• [Exercise aim]: Each record is to be transcribed exactly.

☆ ☆ ☆

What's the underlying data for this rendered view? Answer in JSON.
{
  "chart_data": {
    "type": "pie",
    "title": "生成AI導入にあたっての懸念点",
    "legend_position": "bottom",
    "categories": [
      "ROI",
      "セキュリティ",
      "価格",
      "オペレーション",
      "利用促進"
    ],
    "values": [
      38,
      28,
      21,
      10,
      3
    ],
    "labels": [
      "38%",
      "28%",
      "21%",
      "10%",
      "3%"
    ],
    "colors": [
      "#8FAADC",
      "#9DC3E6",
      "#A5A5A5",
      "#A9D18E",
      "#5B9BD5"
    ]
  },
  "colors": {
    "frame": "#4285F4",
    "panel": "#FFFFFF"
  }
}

☆ ☆ ☆

• [The reply]:
What's the underlying data for this rendered view? Answer in JSON.
{
  "chart_data": {
    "type": "pie",
    "title": "生成AI導入にあたっての懸念点",
    "legend_position": "bottom",
    "categories": [
      "ROI",
      "セキュリティ",
      "価格",
      "オペレーション",
      "利用促進"
    ],
    "values": [
      38,
      28,
      21,
      10,
      3
    ],
    "labels": [
      "38%",
      "28%",
      "21%",
      "10%",
      "3%"
    ],
    "colors": [
      "#8FAADC",
      "#9DC3E6",
      "#A5A5A5",
      "#A9D18E",
      "#5B9BD5"
    ]
  },
  "colors": {
    "frame": "#4285F4",
    "panel": "#FFFFFF"
  }
}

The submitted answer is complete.